요청 사항 | 아래 기록에서 "bounding" 문자열이 들어 있는 줄을 모두 골라 한 줄씩 옮겨 적으세요.

원본 기록:

= = = =

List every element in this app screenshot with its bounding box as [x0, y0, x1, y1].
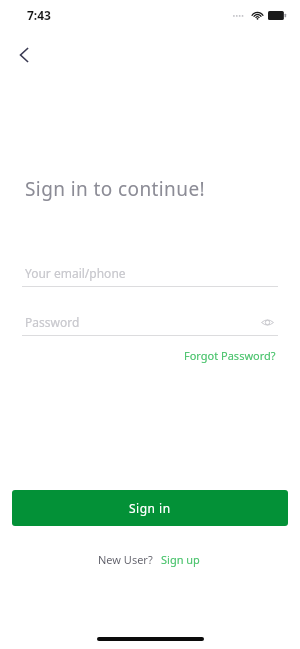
button[interactable]: Password: [22, 309, 278, 335]
staticText: Password: [25, 314, 80, 330]
button[interactable]: Sign in: [12, 490, 288, 526]
staticText: 7:43: [27, 7, 51, 23]
staticText: Sign up: [161, 552, 200, 567]
staticText: Forgot Password?: [184, 348, 276, 363]
button[interactable]: Your email/phone: [22, 260, 278, 286]
staticText: Sign in: [129, 500, 171, 516]
staticText: Your email/phone: [25, 265, 126, 281]
button[interactable]: Forgot Password?: [182, 346, 278, 365]
button[interactable]: Show password: [256, 311, 278, 333]
staticText: Sign in to continue!: [25, 176, 206, 202]
staticText: New User?: [98, 552, 153, 567]
button[interactable]: Back: [8, 38, 42, 72]
button[interactable]: Sign up: [159, 550, 202, 569]
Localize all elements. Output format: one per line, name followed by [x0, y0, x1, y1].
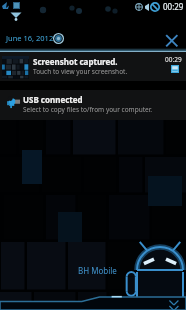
staticText: Select to copy files to/from your comput…	[23, 105, 153, 114]
button[interactable]: Screenshot captured.	[0, 52, 186, 81]
staticText: June 16, 2012	[6, 33, 54, 43]
staticText: 00:29	[165, 55, 182, 64]
staticText: BH Mobile	[78, 265, 117, 276]
staticText: Screenshot captured.	[33, 56, 118, 67]
button[interactable]: Clear all notifications	[161, 30, 183, 52]
button[interactable]: USB connected	[0, 90, 186, 120]
staticText: Touch to view your screenshot.	[33, 67, 128, 76]
staticText: 00:29	[163, 1, 184, 12]
button[interactable]: Close notification shade	[0, 293, 186, 310]
button[interactable]: Settings	[53, 33, 64, 44]
staticText: USB connected	[23, 94, 83, 105]
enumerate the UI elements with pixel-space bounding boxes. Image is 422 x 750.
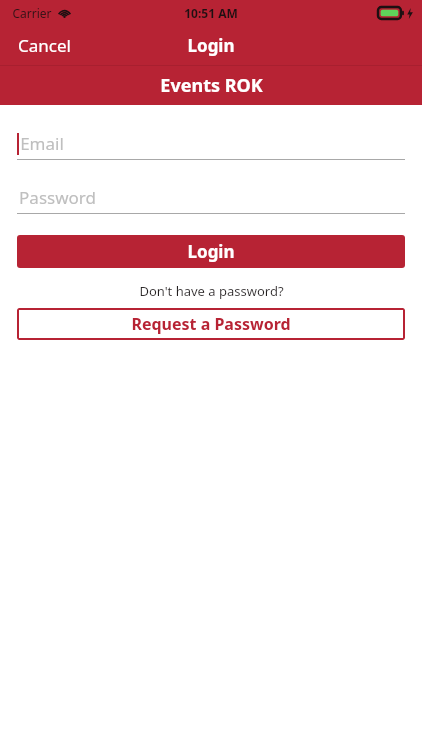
- staticText: Email: [20, 132, 64, 155]
- staticText: Cancel: [18, 34, 71, 57]
- staticText: Events ROK: [160, 73, 263, 98]
- staticText: 10:51 AM: [184, 5, 238, 21]
- staticText: Login: [187, 240, 235, 263]
- button[interactable]: Request a Password: [17, 308, 405, 340]
- button[interactable]: Login: [17, 235, 405, 268]
- button[interactable]: Password: [17, 182, 405, 214]
- button[interactable]: Email: [17, 128, 405, 160]
- staticText: Carrier: [12, 5, 52, 21]
- staticText: Login: [187, 34, 235, 57]
- button[interactable]: Cancel: [0, 28, 83, 63]
- staticText: Don't have a password?: [139, 282, 284, 300]
- staticText: Password: [19, 186, 96, 209]
- staticText: Request a Password: [131, 313, 291, 335]
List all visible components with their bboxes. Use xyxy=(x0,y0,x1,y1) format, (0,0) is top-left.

= = = =

작성된 풀이 |
List every element in this app screenshot with its bounding box as [x0, y0, x1, y1].
enumerate the UI elements with pixel-space bounding boxes. Image is 422 x 750.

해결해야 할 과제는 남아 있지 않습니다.